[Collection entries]
--
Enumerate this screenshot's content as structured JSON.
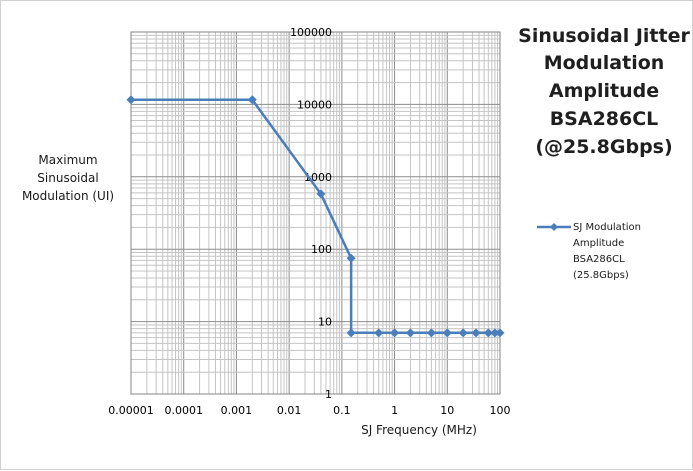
{
  "chart_data": {
    "type": "line",
    "title_lines": [
      "Sinusoidal Jitter",
      "Modulation",
      "Amplitude",
      "BSA286CL",
      "(@25.8Gbps)"
    ],
    "xlabel": "SJ Frequency (MHz)",
    "ylabel_lines": [
      "Maximum",
      "Sinusoidal",
      "Modulation (UI)"
    ],
    "x_scale": "log",
    "y_scale": "log",
    "xlim": [
      1e-05,
      100
    ],
    "ylim": [
      1,
      100000
    ],
    "x_tick_labels": [
      "0.00001",
      "0.0001",
      "0.001",
      "0.01",
      "0.1",
      "1",
      "10",
      "100"
    ],
    "y_tick_labels": [
      "1",
      "10",
      "100",
      "1000",
      "10000",
      "100000"
    ],
    "grid": true,
    "legend_position": "right",
    "series": [
      {
        "name_lines": [
          "SJ Modulation",
          "Amplitude",
          "BSA286CL",
          "(25.8Gbps)"
        ],
        "color": "#4a7ebb",
        "marker": "diamond",
        "x": [
          1e-05,
          0.002,
          0.04,
          0.15,
          0.15,
          0.15,
          0.5,
          1,
          2,
          5,
          10,
          20,
          35,
          60,
          80,
          100
        ],
        "y": [
          11600,
          11600,
          580,
          75,
          75,
          7,
          7,
          7,
          7,
          7,
          7,
          7,
          7,
          7,
          7,
          7
        ]
      }
    ]
  }
}
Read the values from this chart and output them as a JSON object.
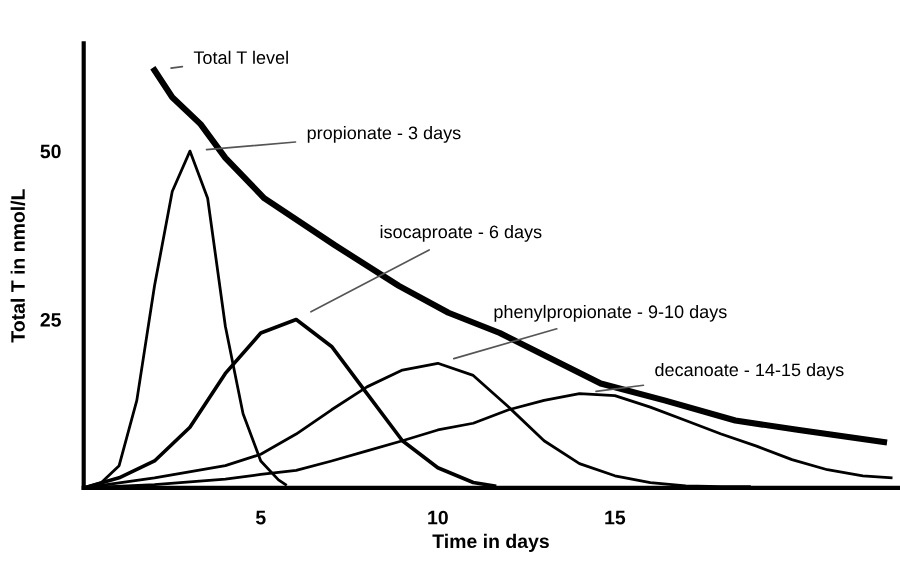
{
  "chart_data": {
    "type": "line",
    "xlabel": "Time in days",
    "ylabel": "Total T in nmol/L",
    "xlim": [
      0,
      23
    ],
    "ylim": [
      0,
      66
    ],
    "xticks": [
      5,
      10,
      15
    ],
    "yticks": [
      25,
      50
    ],
    "grid": false,
    "legend": false,
    "marker": "none",
    "line_style": "solid",
    "series": [
      {
        "name": "Total T level",
        "color": "#000000",
        "x": [
          2,
          2.5,
          3.3,
          4,
          5.1,
          7.1,
          8.9,
          10.3,
          11.75,
          14.6,
          16.4,
          18.4,
          20.2,
          22.6
        ],
        "values": [
          62,
          58,
          54,
          49,
          43,
          36,
          30,
          26,
          23,
          15.5,
          13,
          10,
          8.6,
          6.8
        ]
      },
      {
        "name": "propionate - 3 days",
        "color": "#000000",
        "x": [
          0,
          0.5,
          1,
          1.5,
          2,
          2.5,
          3,
          3.5,
          4,
          4.5,
          5,
          5.5,
          5.7
        ],
        "values": [
          0,
          0.8,
          3.3,
          13,
          30,
          44,
          50,
          43,
          24,
          11,
          4,
          1.2,
          0.5
        ]
      },
      {
        "name": "isocaproate - 6 days",
        "color": "#000000",
        "x": [
          0,
          1,
          2,
          3,
          4,
          5,
          6,
          7,
          8,
          9,
          10,
          11,
          11.6
        ],
        "values": [
          0,
          1.5,
          4,
          9,
          17,
          23,
          25,
          21,
          14,
          7,
          3,
          0.8,
          0.3
        ]
      },
      {
        "name": "phenylpropionate - 9-10 days",
        "color": "#000000",
        "x": [
          0,
          2,
          4,
          5,
          6,
          7,
          8,
          9,
          10,
          11,
          12,
          13,
          14,
          15,
          16,
          17,
          18,
          18.8
        ],
        "values": [
          0,
          1.5,
          3.3,
          5,
          8,
          11.6,
          15,
          17.5,
          18.5,
          16.7,
          12,
          7,
          3.6,
          1.8,
          0.8,
          0.3,
          0.2,
          0.2
        ]
      },
      {
        "name": "decanoate - 14-15 days",
        "color": "#000000",
        "x": [
          0,
          2,
          4,
          5,
          6,
          7,
          8,
          9,
          10,
          11,
          12,
          13,
          14,
          15,
          16,
          17,
          18,
          19,
          20,
          21,
          22,
          22.8
        ],
        "values": [
          0,
          0.5,
          1.3,
          2,
          2.6,
          4,
          5.5,
          7,
          8.6,
          9.6,
          11.6,
          13,
          14,
          13.7,
          12,
          10,
          8,
          6.2,
          4.2,
          2.7,
          1.8,
          1.5
        ]
      }
    ]
  }
}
--
Requirement — Make an exact copy of the data above, pictures excluded.

Complete response —
Enumerate this screenshot's content as structured JSON.
{
  "chart_data": {
    "type": "line",
    "title_lines": [
      "Sinusoidal Jitter",
      "Modulation",
      "Amplitude",
      "BSA286CL",
      "(@25.8Gbps)"
    ],
    "xlabel": "SJ Frequency (MHz)",
    "ylabel_lines": [
      "Maximum",
      "Sinusoidal",
      "Modulation (UI)"
    ],
    "x_scale": "log",
    "y_scale": "log",
    "xlim": [
      1e-05,
      100
    ],
    "ylim": [
      1,
      100000
    ],
    "x_tick_labels": [
      "0.00001",
      "0.0001",
      "0.001",
      "0.01",
      "0.1",
      "1",
      "10",
      "100"
    ],
    "y_tick_labels": [
      "1",
      "10",
      "100",
      "1000",
      "10000",
      "100000"
    ],
    "grid": true,
    "legend_position": "right",
    "series": [
      {
        "name_lines": [
          "SJ Modulation",
          "Amplitude",
          "BSA286CL",
          "(25.8Gbps)"
        ],
        "color": "#4a7ebb",
        "marker": "diamond",
        "x": [
          1e-05,
          0.002,
          0.04,
          0.15,
          0.15,
          0.15,
          0.5,
          1,
          2,
          5,
          10,
          20,
          35,
          60,
          80,
          100
        ],
        "y": [
          11600,
          11600,
          580,
          75,
          75,
          7,
          7,
          7,
          7,
          7,
          7,
          7,
          7,
          7,
          7,
          7
        ]
      }
    ]
  }
}
Read the values from this chart and output them as a JSON object.
{
  "chart_data": {
    "type": "line",
    "xlabel": "Time in days",
    "ylabel": "Total T in nmol/L",
    "xlim": [
      0,
      23
    ],
    "ylim": [
      0,
      66
    ],
    "xticks": [
      5,
      10,
      15
    ],
    "yticks": [
      25,
      50
    ],
    "grid": false,
    "legend": false,
    "marker": "none",
    "line_style": "solid",
    "series": [
      {
        "name": "Total T level",
        "color": "#000000",
        "x": [
          2,
          2.5,
          3.3,
          4,
          5.1,
          7.1,
          8.9,
          10.3,
          11.75,
          14.6,
          16.4,
          18.4,
          20.2,
          22.6
        ],
        "values": [
          62,
          58,
          54,
          49,
          43,
          36,
          30,
          26,
          23,
          15.5,
          13,
          10,
          8.6,
          6.8
        ]
      },
      {
        "name": "propionate - 3 days",
        "color": "#000000",
        "x": [
          0,
          0.5,
          1,
          1.5,
          2,
          2.5,
          3,
          3.5,
          4,
          4.5,
          5,
          5.5,
          5.7
        ],
        "values": [
          0,
          0.8,
          3.3,
          13,
          30,
          44,
          50,
          43,
          24,
          11,
          4,
          1.2,
          0.5
        ]
      },
      {
        "name": "isocaproate - 6 days",
        "color": "#000000",
        "x": [
          0,
          1,
          2,
          3,
          4,
          5,
          6,
          7,
          8,
          9,
          10,
          11,
          11.6
        ],
        "values": [
          0,
          1.5,
          4,
          9,
          17,
          23,
          25,
          21,
          14,
          7,
          3,
          0.8,
          0.3
        ]
      },
      {
        "name": "phenylpropionate - 9-10 days",
        "color": "#000000",
        "x": [
          0,
          2,
          4,
          5,
          6,
          7,
          8,
          9,
          10,
          11,
          12,
          13,
          14,
          15,
          16,
          17,
          18,
          18.8
        ],
        "values": [
          0,
          1.5,
          3.3,
          5,
          8,
          11.6,
          15,
          17.5,
          18.5,
          16.7,
          12,
          7,
          3.6,
          1.8,
          0.8,
          0.3,
          0.2,
          0.2
        ]
      },
      {
        "name": "decanoate - 14-15 days",
        "color": "#000000",
        "x": [
          0,
          2,
          4,
          5,
          6,
          7,
          8,
          9,
          10,
          11,
          12,
          13,
          14,
          15,
          16,
          17,
          18,
          19,
          20,
          21,
          22,
          22.8
        ],
        "values": [
          0,
          0.5,
          1.3,
          2,
          2.6,
          4,
          5.5,
          7,
          8.6,
          9.6,
          11.6,
          13,
          14,
          13.7,
          12,
          10,
          8,
          6.2,
          4.2,
          2.7,
          1.8,
          1.5
        ]
      }
    ]
  }
}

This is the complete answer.